(Short task): For the material that follows, list every line containing the word "trophy".
::: Data rows :::
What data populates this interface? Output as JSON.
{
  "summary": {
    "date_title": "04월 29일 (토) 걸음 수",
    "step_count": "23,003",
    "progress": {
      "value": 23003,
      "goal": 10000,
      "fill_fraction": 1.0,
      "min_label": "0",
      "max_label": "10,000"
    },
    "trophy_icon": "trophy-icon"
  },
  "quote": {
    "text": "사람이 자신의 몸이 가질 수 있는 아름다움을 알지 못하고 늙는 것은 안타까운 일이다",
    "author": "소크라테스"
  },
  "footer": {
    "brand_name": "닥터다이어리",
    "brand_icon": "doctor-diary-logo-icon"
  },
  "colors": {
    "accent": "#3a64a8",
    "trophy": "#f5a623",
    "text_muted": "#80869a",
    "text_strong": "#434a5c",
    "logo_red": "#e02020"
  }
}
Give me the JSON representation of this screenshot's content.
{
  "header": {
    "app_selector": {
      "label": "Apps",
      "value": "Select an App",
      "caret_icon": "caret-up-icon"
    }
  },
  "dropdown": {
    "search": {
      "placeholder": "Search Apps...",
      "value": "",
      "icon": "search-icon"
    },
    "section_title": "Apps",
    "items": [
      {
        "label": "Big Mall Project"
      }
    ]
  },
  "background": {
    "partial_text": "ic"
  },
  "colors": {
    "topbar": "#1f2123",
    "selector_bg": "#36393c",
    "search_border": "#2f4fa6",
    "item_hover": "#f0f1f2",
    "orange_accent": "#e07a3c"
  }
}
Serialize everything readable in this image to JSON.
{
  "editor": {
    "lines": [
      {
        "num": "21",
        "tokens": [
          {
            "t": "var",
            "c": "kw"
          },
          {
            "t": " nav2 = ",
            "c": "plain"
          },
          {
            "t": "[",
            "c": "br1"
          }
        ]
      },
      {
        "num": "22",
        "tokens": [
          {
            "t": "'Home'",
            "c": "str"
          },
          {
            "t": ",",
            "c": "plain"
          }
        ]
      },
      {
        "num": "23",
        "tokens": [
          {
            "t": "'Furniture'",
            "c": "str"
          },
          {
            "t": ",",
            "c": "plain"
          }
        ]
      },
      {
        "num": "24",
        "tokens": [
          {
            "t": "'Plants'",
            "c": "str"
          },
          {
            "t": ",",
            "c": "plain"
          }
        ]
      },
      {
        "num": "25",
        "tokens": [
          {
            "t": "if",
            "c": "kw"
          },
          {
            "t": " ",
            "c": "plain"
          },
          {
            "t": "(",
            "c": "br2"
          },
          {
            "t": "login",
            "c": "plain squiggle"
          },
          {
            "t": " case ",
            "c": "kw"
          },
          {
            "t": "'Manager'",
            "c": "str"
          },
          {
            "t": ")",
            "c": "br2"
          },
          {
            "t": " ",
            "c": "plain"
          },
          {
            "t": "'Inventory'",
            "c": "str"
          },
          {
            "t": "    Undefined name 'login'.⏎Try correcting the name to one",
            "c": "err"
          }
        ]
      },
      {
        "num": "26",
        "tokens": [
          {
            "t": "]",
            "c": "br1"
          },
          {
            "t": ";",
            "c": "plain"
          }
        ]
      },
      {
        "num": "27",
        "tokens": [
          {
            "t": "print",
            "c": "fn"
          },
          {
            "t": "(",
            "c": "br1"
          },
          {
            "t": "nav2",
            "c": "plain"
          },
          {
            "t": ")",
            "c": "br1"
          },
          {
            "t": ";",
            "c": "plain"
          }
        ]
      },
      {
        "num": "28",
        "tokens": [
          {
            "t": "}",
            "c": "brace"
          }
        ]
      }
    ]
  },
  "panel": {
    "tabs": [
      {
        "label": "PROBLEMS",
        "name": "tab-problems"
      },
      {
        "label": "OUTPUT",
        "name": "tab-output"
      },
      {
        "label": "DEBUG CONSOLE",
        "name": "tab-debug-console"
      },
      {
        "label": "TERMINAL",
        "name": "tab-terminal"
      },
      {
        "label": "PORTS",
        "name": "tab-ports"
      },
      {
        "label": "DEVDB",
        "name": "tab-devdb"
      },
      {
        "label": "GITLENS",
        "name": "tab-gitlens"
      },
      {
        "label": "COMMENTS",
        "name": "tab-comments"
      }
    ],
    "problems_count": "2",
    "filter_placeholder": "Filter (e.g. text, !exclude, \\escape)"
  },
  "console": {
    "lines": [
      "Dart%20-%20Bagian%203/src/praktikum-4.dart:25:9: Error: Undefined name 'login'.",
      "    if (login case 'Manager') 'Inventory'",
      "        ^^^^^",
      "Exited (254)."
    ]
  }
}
:::
(Task solution):
    "trophy_icon": "trophy-icon"
    "trophy": "#f5a623",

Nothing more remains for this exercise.